▶ **Provided data**
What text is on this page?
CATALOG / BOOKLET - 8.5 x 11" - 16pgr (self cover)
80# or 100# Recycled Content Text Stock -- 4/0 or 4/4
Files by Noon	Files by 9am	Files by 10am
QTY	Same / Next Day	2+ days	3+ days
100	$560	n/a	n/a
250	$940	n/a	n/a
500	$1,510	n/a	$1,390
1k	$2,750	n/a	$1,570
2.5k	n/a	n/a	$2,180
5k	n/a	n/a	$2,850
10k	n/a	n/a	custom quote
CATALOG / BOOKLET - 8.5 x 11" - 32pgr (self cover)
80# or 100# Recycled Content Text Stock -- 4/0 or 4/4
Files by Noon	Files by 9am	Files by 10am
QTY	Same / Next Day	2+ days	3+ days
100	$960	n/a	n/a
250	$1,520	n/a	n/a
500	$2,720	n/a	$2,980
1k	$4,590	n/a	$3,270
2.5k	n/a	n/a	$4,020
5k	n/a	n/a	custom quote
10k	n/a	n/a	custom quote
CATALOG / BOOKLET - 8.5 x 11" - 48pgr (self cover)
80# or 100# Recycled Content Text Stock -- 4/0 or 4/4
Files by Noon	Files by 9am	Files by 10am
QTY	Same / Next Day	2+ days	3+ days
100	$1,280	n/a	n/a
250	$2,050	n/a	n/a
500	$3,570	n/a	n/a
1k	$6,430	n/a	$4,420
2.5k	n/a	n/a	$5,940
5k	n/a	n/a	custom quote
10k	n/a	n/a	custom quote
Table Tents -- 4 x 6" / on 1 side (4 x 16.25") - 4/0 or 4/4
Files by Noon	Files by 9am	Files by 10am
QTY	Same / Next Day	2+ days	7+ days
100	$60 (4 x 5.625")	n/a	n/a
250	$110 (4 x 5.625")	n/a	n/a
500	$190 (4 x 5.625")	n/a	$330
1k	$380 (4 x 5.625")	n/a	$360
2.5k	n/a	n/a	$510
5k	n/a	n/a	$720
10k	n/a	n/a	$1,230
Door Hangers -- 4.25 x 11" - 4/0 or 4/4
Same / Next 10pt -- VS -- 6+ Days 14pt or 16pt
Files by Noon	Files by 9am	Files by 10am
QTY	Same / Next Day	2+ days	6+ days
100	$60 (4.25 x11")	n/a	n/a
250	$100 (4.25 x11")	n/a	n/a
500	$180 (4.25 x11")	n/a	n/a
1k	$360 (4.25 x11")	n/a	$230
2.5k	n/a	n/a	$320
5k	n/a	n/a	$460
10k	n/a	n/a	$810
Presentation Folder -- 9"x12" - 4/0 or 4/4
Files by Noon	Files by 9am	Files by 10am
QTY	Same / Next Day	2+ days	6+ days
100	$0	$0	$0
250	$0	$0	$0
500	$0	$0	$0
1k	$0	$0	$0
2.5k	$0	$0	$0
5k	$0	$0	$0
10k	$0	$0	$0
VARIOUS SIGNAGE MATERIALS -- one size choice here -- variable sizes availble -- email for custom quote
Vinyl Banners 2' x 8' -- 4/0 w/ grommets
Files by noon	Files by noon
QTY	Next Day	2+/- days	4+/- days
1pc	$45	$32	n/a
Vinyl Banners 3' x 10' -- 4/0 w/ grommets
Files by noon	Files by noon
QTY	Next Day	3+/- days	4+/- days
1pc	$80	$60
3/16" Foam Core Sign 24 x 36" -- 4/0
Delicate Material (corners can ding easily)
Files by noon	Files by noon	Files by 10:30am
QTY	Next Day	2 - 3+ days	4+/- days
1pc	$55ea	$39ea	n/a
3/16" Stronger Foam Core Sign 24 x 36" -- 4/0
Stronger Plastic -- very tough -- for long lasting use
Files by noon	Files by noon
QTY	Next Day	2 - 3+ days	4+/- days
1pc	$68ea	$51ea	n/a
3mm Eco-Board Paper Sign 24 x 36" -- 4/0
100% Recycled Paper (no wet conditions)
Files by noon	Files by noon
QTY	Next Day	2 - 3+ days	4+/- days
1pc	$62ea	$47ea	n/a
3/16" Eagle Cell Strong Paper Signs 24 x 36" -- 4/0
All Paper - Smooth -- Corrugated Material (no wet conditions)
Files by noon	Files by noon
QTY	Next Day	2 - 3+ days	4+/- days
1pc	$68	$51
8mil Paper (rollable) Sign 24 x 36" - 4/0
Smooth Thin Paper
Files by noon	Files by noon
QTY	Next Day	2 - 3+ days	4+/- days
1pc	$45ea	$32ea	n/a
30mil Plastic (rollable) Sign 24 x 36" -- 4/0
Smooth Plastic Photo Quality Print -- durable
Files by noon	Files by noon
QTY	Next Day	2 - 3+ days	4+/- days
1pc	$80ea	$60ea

▶ **Task description**
The records above should be restated word for word, please.

▶ **Answer to the exercise**
What text is on this page?
CATALOG / BOOKLET - 8.5 x 11" - 16pgr (self cover)
80# or 100# Recycled Content Text Stock -- 4/0 or 4/4
Files by Noon	Files by 9am	Files by 10am
QTY	Same / Next Day	2+ days	3+ days
100	$560	n/a	n/a
250	$940	n/a	n/a
500	$1,510	n/a	$1,390
1k	$2,750	n/a	$1,570
2.5k	n/a	n/a	$2,180
5k	n/a	n/a	$2,850
10k	n/a	n/a	custom quote
CATALOG / BOOKLET - 8.5 x 11" - 32pgr (self cover)
80# or 100# Recycled Content Text Stock -- 4/0 or 4/4
Files by Noon	Files by 9am	Files by 10am
QTY	Same / Next Day	2+ days	3+ days
100	$960	n/a	n/a
250	$1,520	n/a	n/a
500	$2,720	n/a	$2,980
1k	$4,590	n/a	$3,270
2.5k	n/a	n/a	$4,020
5k	n/a	n/a	custom quote
10k	n/a	n/a	custom quote
CATALOG / BOOKLET - 8.5 x 11" - 48pgr (self cover)
80# or 100# Recycled Content Text Stock -- 4/0 or 4/4
Files by Noon	Files by 9am	Files by 10am
QTY	Same / Next Day	2+ days	3+ days
100	$1,280	n/a	n/a
250	$2,050	n/a	n/a
500	$3,570	n/a	n/a
1k	$6,430	n/a	$4,420
2.5k	n/a	n/a	$5,940
5k	n/a	n/a	custom quote
10k	n/a	n/a	custom quote
Table Tents -- 4 x 6" / on 1 side (4 x 16.25") - 4/0 or 4/4
Files by Noon	Files by 9am	Files by 10am
QTY	Same / Next Day	2+ days	7+ days
100	$60 (4 x 5.625")	n/a	n/a
250	$110 (4 x 5.625")	n/a	n/a
500	$190 (4 x 5.625")	n/a	$330
1k	$380 (4 x 5.625")	n/a	$360
2.5k	n/a	n/a	$510
5k	n/a	n/a	$720
10k	n/a	n/a	$1,230
Door Hangers -- 4.25 x 11" - 4/0 or 4/4
Same / Next 10pt -- VS -- 6+ Days 14pt or 16pt
Files by Noon	Files by 9am	Files by 10am
QTY	Same / Next Day	2+ days	6+ days
100	$60 (4.25 x11")	n/a	n/a
250	$100 (4.25 x11")	n/a	n/a
500	$180 (4.25 x11")	n/a	n/a
1k	$360 (4.25 x11")	n/a	$230
2.5k	n/a	n/a	$320
5k	n/a	n/a	$460
10k	n/a	n/a	$810
Presentation Folder -- 9"x12" - 4/0 or 4/4
Files by Noon	Files by 9am	Files by 10am
QTY	Same / Next Day	2+ days	6+ days
100	$0	$0	$0
250	$0	$0	$0
500	$0	$0	$0
1k	$0	$0	$0
2.5k	$0	$0	$0
5k	$0	$0	$0
10k	$0	$0	$0
VARIOUS SIGNAGE MATERIALS -- one size choice here -- variable sizes availble -- email for custom quote
Vinyl Banners 2' x 8' -- 4/0 w/ grommets
Files by noon	Files by noon
QTY	Next Day	2+/- days	4+/- days
1pc	$45	$32	n/a
Vinyl Banners 3' x 10' -- 4/0 w/ grommets
Files by noon	Files by noon
QTY	Next Day	3+/- days	4+/- days
1pc	$80	$60
3/16" Foam Core Sign 24 x 36" -- 4/0
Delicate Material (corners can ding easily)
Files by noon	Files by noon	Files by 10:30am
QTY	Next Day	2 - 3+ days	4+/- days
1pc	$55ea	$39ea	n/a
3/16" Stronger Foam Core Sign 24 x 36" -- 4/0
Stronger Plastic -- very tough -- for long lasting use
Files by noon	Files by noon
QTY	Next Day	2 - 3+ days	4+/- days
1pc	$68ea	$51ea	n/a
3mm Eco-Board Paper Sign 24 x 36" -- 4/0
100% Recycled Paper (no wet conditions)
Files by noon	Files by noon
QTY	Next Day	2 - 3+ days	4+/- days
1pc	$62ea	$47ea	n/a
3/16" Eagle Cell Strong Paper Signs 24 x 36" -- 4/0
All Paper - Smooth -- Corrugated Material (no wet conditions)
Files by noon	Files by noon
QTY	Next Day	2 - 3+ days	4+/- days
1pc	$68	$51
8mil Paper (rollable) Sign 24 x 36" - 4/0
Smooth Thin Paper
Files by noon	Files by noon
QTY	Next Day	2 - 3+ days	4+/- days
1pc	$45ea	$32ea	n/a
30mil Plastic (rollable) Sign 24 x 36" -- 4/0
Smooth Plastic Photo Quality Print -- durable
Files by noon	Files by noon
QTY	Next Day	2 - 3+ days	4+/- days
1pc	$80ea	$60ea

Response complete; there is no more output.